TASK TO CARRY OUT —
Print out every record exactly as it appears.
───── RECORDS FOR THIS TASK
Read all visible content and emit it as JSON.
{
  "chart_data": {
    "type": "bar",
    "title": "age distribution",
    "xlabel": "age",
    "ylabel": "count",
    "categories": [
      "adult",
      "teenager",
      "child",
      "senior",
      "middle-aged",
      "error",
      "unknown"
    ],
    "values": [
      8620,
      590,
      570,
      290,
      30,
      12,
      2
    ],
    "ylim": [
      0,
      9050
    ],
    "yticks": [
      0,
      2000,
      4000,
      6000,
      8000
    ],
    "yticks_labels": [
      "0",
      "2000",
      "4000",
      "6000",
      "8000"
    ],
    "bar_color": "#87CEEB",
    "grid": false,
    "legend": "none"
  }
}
──────────
ANSWER TO THE EXERCISE —
Read all visible content and emit it as JSON.
{
  "chart_data": {
    "type": "bar",
    "title": "age distribution",
    "xlabel": "age",
    "ylabel": "count",
    "categories": [
      "adult",
      "teenager",
      "child",
      "senior",
      "middle-aged",
      "error",
      "unknown"
    ],
    "values": [
      8620,
      590,
      570,
      290,
      30,
      12,
      2
    ],
    "ylim": [
      0,
      9050
    ],
    "yticks": [
      0,
      2000,
      4000,
      6000,
      8000
    ],
    "yticks_labels": [
      "0",
      "2000",
      "4000",
      "6000",
      "8000"
    ],
    "bar_color": "#87CEEB",
    "grid": false,
    "legend": "none"
  }
}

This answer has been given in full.